**Exercise**
Copy every line, leaving nothing out and adding nothing.

------ Data for this task ------

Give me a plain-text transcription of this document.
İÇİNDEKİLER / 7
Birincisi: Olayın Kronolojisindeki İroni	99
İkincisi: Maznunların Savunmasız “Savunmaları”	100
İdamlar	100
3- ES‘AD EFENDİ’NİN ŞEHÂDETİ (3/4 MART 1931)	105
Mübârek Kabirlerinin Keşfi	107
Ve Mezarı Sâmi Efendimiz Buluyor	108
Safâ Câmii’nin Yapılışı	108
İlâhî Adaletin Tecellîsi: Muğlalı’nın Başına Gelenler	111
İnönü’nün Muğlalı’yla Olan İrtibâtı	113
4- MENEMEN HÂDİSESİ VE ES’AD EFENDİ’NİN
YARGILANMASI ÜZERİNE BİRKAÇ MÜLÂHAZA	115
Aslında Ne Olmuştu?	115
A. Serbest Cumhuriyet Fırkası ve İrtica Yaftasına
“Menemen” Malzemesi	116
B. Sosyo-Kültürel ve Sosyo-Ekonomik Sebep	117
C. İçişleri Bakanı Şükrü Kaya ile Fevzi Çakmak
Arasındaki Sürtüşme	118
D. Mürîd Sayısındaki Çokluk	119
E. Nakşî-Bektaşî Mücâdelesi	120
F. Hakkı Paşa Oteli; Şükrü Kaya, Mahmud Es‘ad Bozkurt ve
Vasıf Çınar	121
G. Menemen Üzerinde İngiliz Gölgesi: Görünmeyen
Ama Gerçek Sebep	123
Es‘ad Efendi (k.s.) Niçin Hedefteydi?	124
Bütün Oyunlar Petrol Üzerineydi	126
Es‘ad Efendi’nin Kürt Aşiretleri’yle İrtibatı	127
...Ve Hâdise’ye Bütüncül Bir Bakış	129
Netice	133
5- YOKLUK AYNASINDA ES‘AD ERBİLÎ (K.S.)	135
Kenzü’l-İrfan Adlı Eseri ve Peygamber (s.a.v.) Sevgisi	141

------

**Written solution**
Give me a plain-text transcription of this document.
İÇİNDEKİLER / 7
Birincisi: Olayın Kronolojisindeki İroni	99
İkincisi: Maznunların Savunmasız “Savunmaları”	100
İdamlar	100
3- ES‘AD EFENDİ’NİN ŞEHÂDETİ (3/4 MART 1931)	105
Mübârek Kabirlerinin Keşfi	107
Ve Mezarı Sâmi Efendimiz Buluyor	108
Safâ Câmii’nin Yapılışı	108
İlâhî Adaletin Tecellîsi: Muğlalı’nın Başına Gelenler	111
İnönü’nün Muğlalı’yla Olan İrtibâtı	113
4- MENEMEN HÂDİSESİ VE ES’AD EFENDİ’NİN
YARGILANMASI ÜZERİNE BİRKAÇ MÜLÂHAZA	115
Aslında Ne Olmuştu?	115
A. Serbest Cumhuriyet Fırkası ve İrtica Yaftasına
“Menemen” Malzemesi	116
B. Sosyo-Kültürel ve Sosyo-Ekonomik Sebep	117
C. İçişleri Bakanı Şükrü Kaya ile Fevzi Çakmak
Arasındaki Sürtüşme	118
D. Mürîd Sayısındaki Çokluk	119
E. Nakşî-Bektaşî Mücâdelesi	120
F. Hakkı Paşa Oteli; Şükrü Kaya, Mahmud Es‘ad Bozkurt ve
Vasıf Çınar	121
G. Menemen Üzerinde İngiliz Gölgesi: Görünmeyen
Ama Gerçek Sebep	123
Es‘ad Efendi (k.s.) Niçin Hedefteydi?	124
Bütün Oyunlar Petrol Üzerineydi	126
Es‘ad Efendi’nin Kürt Aşiretleri’yle İrtibatı	127
...Ve Hâdise’ye Bütüncül Bir Bakış	129
Netice	133
5- YOKLUK AYNASINDA ES‘AD ERBİLÎ (K.S.)	135
Kenzü’l-İrfan Adlı Eseri ve Peygamber (s.a.v.) Sevgisi	141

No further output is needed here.